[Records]

- - -

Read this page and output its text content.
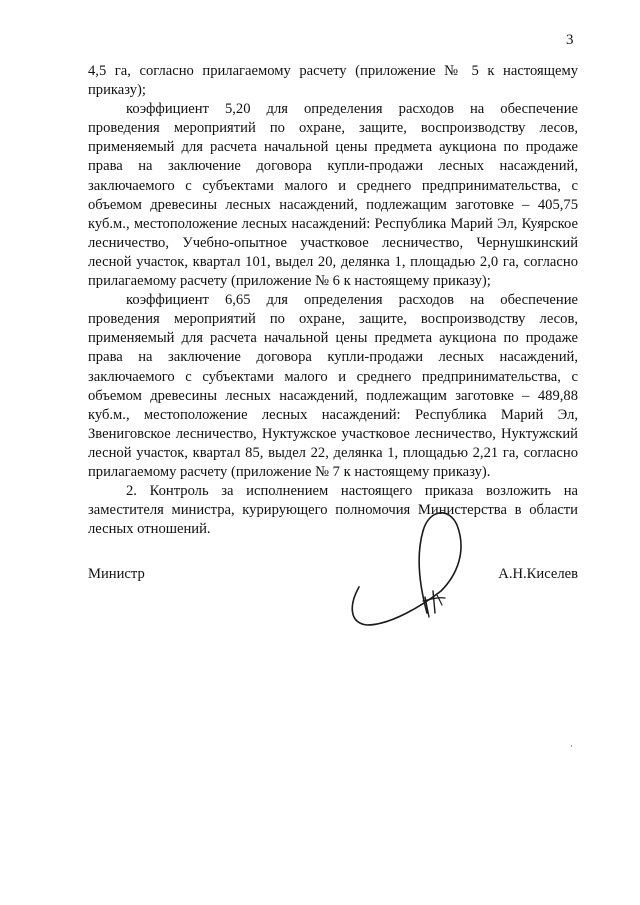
3

4,5 га, согласно прилагаемому расчету (приложение № 5 к настоящему приказу);

коэффициент 5,20 для определения расходов на обеспечение проведения мероприятий по охране, защите, воспроизводству лесов, применяемый для расчета начальной цены предмета аукциона по продаже права на заключение договора купли-продажи лесных насаждений, заключаемого с субъектами малого и среднего предпринимательства, с объемом древесины лесных насаждений, подлежащим заготовке – 405,75 куб.м., местоположение лесных насаждений: Республика Марий Эл, Куярское лесничество, Учебно-опытное участковое лесничество, Чернушкинский лесной участок, квартал 101, выдел 20, делянка 1, площадью 2,0 га, согласно прилагаемому расчету (приложение № 6 к настоящему приказу);

коэффициент 6,65 для определения расходов на обеспечение проведения мероприятий по охране, защите, воспроизводству лесов, применяемый для расчета начальной цены предмета аукциона по продаже права на заключение договора купли-продажи лесных насаждений, заключаемого с субъектами малого и среднего предпринимательства, с объемом древесины лесных насаждений, подлежащим заготовке – 489,88 куб.м., местоположение лесных насаждений: Республика Марий Эл, Звениговское лесничество, Нуктужское участковое лесничество, Нуктужский лесной участок, квартал 85, выдел 22, делянка 1, площадью 2,21 га, согласно прилагаемому расчету (приложение № 7 к настоящему приказу).

2. Контроль за исполнением настоящего приказа возложить на заместителя министра, курирующего полномочия Министерства в области лесных отношений.

Министр	А.Н.Киселев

- - -

→ Set exercise: In this exercise, set down all of the data exactly, without the pictures.

→ Output below:
Read this page and output its text content.
3

4,5 га, согласно прилагаемому расчету (приложение № 5 к настоящему приказу);

коэффициент 5,20 для определения расходов на обеспечение проведения мероприятий по охране, защите, воспроизводству лесов, применяемый для расчета начальной цены предмета аукциона по продаже права на заключение договора купли-продажи лесных насаждений, заключаемого с субъектами малого и среднего предпринимательства, с объемом древесины лесных насаждений, подлежащим заготовке – 405,75 куб.м., местоположение лесных насаждений: Республика Марий Эл, Куярское лесничество, Учебно-опытное участковое лесничество, Чернушкинский лесной участок, квартал 101, выдел 20, делянка 1, площадью 2,0 га, согласно прилагаемому расчету (приложение № 6 к настоящему приказу);

коэффициент 6,65 для определения расходов на обеспечение проведения мероприятий по охране, защите, воспроизводству лесов, применяемый для расчета начальной цены предмета аукциона по продаже права на заключение договора купли-продажи лесных насаждений, заключаемого с субъектами малого и среднего предпринимательства, с объемом древесины лесных насаждений, подлежащим заготовке – 489,88 куб.м., местоположение лесных насаждений: Республика Марий Эл, Звениговское лесничество, Нуктужское участковое лесничество, Нуктужский лесной участок, квартал 85, выдел 22, делянка 1, площадью 2,21 га, согласно прилагаемому расчету (приложение № 7 к настоящему приказу).

2. Контроль за исполнением настоящего приказа возложить на заместителя министра, курирующего полномочия Министерства в области лесных отношений.

Министр	А.Н.Киселев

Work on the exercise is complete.